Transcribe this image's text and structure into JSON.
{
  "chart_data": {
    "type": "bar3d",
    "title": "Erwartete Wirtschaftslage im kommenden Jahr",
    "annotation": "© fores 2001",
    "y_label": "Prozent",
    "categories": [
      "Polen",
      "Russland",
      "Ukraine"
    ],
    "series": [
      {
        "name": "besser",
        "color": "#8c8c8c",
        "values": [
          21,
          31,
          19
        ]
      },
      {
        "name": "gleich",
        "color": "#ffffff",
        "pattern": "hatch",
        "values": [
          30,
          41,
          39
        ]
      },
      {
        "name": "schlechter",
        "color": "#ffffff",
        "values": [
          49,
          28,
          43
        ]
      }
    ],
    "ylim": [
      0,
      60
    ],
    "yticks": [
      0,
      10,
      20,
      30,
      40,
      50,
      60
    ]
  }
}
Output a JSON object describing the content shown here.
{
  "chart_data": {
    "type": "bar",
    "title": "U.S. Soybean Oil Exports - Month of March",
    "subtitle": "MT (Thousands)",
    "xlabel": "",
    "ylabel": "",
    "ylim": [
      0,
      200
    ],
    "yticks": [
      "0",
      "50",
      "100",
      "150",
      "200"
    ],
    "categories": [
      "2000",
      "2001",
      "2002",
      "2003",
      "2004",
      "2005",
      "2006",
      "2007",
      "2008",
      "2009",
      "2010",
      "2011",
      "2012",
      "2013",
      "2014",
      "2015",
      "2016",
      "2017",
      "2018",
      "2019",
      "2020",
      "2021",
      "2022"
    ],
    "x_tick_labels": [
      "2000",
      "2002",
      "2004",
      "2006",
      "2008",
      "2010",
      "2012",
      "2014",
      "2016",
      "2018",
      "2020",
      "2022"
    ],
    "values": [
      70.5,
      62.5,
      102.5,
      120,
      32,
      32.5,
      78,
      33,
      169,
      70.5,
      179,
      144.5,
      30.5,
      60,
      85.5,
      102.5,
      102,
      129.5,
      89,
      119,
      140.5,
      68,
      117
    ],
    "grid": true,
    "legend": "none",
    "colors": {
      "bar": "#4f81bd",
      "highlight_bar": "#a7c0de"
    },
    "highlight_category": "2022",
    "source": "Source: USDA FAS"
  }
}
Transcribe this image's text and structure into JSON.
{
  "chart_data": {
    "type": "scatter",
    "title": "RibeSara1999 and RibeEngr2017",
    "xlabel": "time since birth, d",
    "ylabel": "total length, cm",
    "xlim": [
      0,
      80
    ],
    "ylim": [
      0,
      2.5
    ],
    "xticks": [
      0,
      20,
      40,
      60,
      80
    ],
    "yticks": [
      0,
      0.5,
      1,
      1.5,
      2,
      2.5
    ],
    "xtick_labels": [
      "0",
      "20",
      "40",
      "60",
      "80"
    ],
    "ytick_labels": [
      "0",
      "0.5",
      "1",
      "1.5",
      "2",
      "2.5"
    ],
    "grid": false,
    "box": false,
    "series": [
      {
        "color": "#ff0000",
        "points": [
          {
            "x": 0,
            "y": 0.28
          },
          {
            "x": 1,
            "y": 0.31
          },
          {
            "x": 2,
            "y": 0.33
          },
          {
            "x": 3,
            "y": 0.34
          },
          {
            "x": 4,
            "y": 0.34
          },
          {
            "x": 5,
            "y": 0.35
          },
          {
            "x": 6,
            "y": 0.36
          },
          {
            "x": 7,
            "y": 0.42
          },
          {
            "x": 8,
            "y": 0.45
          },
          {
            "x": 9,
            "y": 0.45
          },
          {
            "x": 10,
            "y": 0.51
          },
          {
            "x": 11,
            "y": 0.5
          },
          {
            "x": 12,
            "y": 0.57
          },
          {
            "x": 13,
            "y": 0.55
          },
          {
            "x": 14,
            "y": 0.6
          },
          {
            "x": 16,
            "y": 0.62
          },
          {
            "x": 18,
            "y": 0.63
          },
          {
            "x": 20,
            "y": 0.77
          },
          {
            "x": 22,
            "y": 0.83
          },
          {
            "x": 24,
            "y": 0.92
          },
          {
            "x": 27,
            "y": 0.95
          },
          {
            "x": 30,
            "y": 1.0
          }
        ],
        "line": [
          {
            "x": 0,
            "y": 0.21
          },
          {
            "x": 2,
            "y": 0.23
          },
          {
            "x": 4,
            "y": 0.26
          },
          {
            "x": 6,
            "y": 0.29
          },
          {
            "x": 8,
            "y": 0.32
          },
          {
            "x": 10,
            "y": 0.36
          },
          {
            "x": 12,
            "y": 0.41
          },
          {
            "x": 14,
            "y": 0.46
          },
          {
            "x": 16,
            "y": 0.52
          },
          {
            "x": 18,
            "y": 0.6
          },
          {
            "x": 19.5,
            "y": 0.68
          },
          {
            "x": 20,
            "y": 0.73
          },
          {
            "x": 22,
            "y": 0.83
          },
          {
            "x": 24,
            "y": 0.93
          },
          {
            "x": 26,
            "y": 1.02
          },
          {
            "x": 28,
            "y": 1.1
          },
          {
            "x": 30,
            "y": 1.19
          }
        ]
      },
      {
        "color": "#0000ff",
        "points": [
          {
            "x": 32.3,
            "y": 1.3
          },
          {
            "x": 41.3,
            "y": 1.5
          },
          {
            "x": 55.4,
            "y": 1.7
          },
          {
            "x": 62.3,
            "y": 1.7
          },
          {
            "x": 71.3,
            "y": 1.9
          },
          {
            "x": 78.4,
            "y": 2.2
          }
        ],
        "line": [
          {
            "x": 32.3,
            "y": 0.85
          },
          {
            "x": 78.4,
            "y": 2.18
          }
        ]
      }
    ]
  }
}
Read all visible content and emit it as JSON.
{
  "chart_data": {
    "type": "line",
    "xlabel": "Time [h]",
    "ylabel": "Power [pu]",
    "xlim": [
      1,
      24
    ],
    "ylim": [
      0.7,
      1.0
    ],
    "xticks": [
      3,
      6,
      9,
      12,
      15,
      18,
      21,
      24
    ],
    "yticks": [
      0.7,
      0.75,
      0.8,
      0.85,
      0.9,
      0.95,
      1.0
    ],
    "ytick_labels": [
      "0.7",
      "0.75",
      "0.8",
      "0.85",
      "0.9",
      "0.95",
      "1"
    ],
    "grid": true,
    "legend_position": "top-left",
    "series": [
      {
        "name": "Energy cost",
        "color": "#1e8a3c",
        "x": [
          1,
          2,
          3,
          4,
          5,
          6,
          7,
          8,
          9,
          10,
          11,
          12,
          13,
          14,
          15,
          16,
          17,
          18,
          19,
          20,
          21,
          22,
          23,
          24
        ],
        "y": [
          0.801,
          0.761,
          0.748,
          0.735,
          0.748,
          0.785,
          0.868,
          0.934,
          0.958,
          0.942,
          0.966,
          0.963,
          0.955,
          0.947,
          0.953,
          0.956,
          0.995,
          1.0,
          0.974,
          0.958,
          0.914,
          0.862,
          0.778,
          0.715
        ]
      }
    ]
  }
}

The task:
Copy out each record exactly as given, omitting none.

Answer to this exercise:
Transcribe this image's text and structure into JSON.
{
  "chart_data": {
    "type": "bar3d",
    "title": "Erwartete Wirtschaftslage im kommenden Jahr",
    "annotation": "© fores 2001",
    "y_label": "Prozent",
    "categories": [
      "Polen",
      "Russland",
      "Ukraine"
    ],
    "series": [
      {
        "name": "besser",
        "color": "#8c8c8c",
        "values": [
          21,
          31,
          19
        ]
      },
      {
        "name": "gleich",
        "color": "#ffffff",
        "pattern": "hatch",
        "values": [
          30,
          41,
          39
        ]
      },
      {
        "name": "schlechter",
        "color": "#ffffff",
        "values": [
          49,
          28,
          43
        ]
      }
    ],
    "ylim": [
      0,
      60
    ],
    "yticks": [
      0,
      10,
      20,
      30,
      40,
      50,
      60
    ]
  }
}
Output a JSON object describing the content shown here.
{
  "chart_data": {
    "type": "bar",
    "title": "U.S. Soybean Oil Exports - Month of March",
    "subtitle": "MT (Thousands)",
    "xlabel": "",
    "ylabel": "",
    "ylim": [
      0,
      200
    ],
    "yticks": [
      "0",
      "50",
      "100",
      "150",
      "200"
    ],
    "categories": [
      "2000",
      "2001",
      "2002",
      "2003",
      "2004",
      "2005",
      "2006",
      "2007",
      "2008",
      "2009",
      "2010",
      "2011",
      "2012",
      "2013",
      "2014",
      "2015",
      "2016",
      "2017",
      "2018",
      "2019",
      "2020",
      "2021",
      "2022"
    ],
    "x_tick_labels": [
      "2000",
      "2002",
      "2004",
      "2006",
      "2008",
      "2010",
      "2012",
      "2014",
      "2016",
      "2018",
      "2020",
      "2022"
    ],
    "values": [
      70.5,
      62.5,
      102.5,
      120,
      32,
      32.5,
      78,
      33,
      169,
      70.5,
      179,
      144.5,
      30.5,
      60,
      85.5,
      102.5,
      102,
      129.5,
      89,
      119,
      140.5,
      68,
      117
    ],
    "grid": true,
    "legend": "none",
    "colors": {
      "bar": "#4f81bd",
      "highlight_bar": "#a7c0de"
    },
    "highlight_category": "2022",
    "source": "Source: USDA FAS"
  }
}
Transcribe this image's text and structure into JSON.
{
  "chart_data": {
    "type": "scatter",
    "title": "RibeSara1999 and RibeEngr2017",
    "xlabel": "time since birth, d",
    "ylabel": "total length, cm",
    "xlim": [
      0,
      80
    ],
    "ylim": [
      0,
      2.5
    ],
    "xticks": [
      0,
      20,
      40,
      60,
      80
    ],
    "yticks": [
      0,
      0.5,
      1,
      1.5,
      2,
      2.5
    ],
    "xtick_labels": [
      "0",
      "20",
      "40",
      "60",
      "80"
    ],
    "ytick_labels": [
      "0",
      "0.5",
      "1",
      "1.5",
      "2",
      "2.5"
    ],
    "grid": false,
    "box": false,
    "series": [
      {
        "color": "#ff0000",
        "points": [
          {
            "x": 0,
            "y": 0.28
          },
          {
            "x": 1,
            "y": 0.31
          },
          {
            "x": 2,
            "y": 0.33
          },
          {
            "x": 3,
            "y": 0.34
          },
          {
            "x": 4,
            "y": 0.34
          },
          {
            "x": 5,
            "y": 0.35
          },
          {
            "x": 6,
            "y": 0.36
          },
          {
            "x": 7,
            "y": 0.42
          },
          {
            "x": 8,
            "y": 0.45
          },
          {
            "x": 9,
            "y": 0.45
          },
          {
            "x": 10,
            "y": 0.51
          },
          {
            "x": 11,
            "y": 0.5
          },
          {
            "x": 12,
            "y": 0.57
          },
          {
            "x": 13,
            "y": 0.55
          },
          {
            "x": 14,
            "y": 0.6
          },
          {
            "x": 16,
            "y": 0.62
          },
          {
            "x": 18,
            "y": 0.63
          },
          {
            "x": 20,
            "y": 0.77
          },
          {
            "x": 22,
            "y": 0.83
          },
          {
            "x": 24,
            "y": 0.92
          },
          {
            "x": 27,
            "y": 0.95
          },
          {
            "x": 30,
            "y": 1.0
          }
        ],
        "line": [
          {
            "x": 0,
            "y": 0.21
          },
          {
            "x": 2,
            "y": 0.23
          },
          {
            "x": 4,
            "y": 0.26
          },
          {
            "x": 6,
            "y": 0.29
          },
          {
            "x": 8,
            "y": 0.32
          },
          {
            "x": 10,
            "y": 0.36
          },
          {
            "x": 12,
            "y": 0.41
          },
          {
            "x": 14,
            "y": 0.46
          },
          {
            "x": 16,
            "y": 0.52
          },
          {
            "x": 18,
            "y": 0.6
          },
          {
            "x": 19.5,
            "y": 0.68
          },
          {
            "x": 20,
            "y": 0.73
          },
          {
            "x": 22,
            "y": 0.83
          },
          {
            "x": 24,
            "y": 0.93
          },
          {
            "x": 26,
            "y": 1.02
          },
          {
            "x": 28,
            "y": 1.1
          },
          {
            "x": 30,
            "y": 1.19
          }
        ]
      },
      {
        "color": "#0000ff",
        "points": [
          {
            "x": 32.3,
            "y": 1.3
          },
          {
            "x": 41.3,
            "y": 1.5
          },
          {
            "x": 55.4,
            "y": 1.7
          },
          {
            "x": 62.3,
            "y": 1.7
          },
          {
            "x": 71.3,
            "y": 1.9
          },
          {
            "x": 78.4,
            "y": 2.2
          }
        ],
        "line": [
          {
            "x": 32.3,
            "y": 0.85
          },
          {
            "x": 78.4,
            "y": 2.18
          }
        ]
      }
    ]
  }
}
Read all visible content and emit it as JSON.
{
  "chart_data": {
    "type": "line",
    "xlabel": "Time [h]",
    "ylabel": "Power [pu]",
    "xlim": [
      1,
      24
    ],
    "ylim": [
      0.7,
      1.0
    ],
    "xticks": [
      3,
      6,
      9,
      12,
      15,
      18,
      21,
      24
    ],
    "yticks": [
      0.7,
      0.75,
      0.8,
      0.85,
      0.9,
      0.95,
      1.0
    ],
    "ytick_labels": [
      "0.7",
      "0.75",
      "0.8",
      "0.85",
      "0.9",
      "0.95",
      "1"
    ],
    "grid": true,
    "legend_position": "top-left",
    "series": [
      {
        "name": "Energy cost",
        "color": "#1e8a3c",
        "x": [
          1,
          2,
          3,
          4,
          5,
          6,
          7,
          8,
          9,
          10,
          11,
          12,
          13,
          14,
          15,
          16,
          17,
          18,
          19,
          20,
          21,
          22,
          23,
          24
        ],
        "y": [
          0.801,
          0.761,
          0.748,
          0.735,
          0.748,
          0.785,
          0.868,
          0.934,
          0.958,
          0.942,
          0.966,
          0.963,
          0.955,
          0.947,
          0.953,
          0.956,
          0.995,
          1.0,
          0.974,
          0.958,
          0.914,
          0.862,
          0.778,
          0.715
        ]
      }
    ]
  }
}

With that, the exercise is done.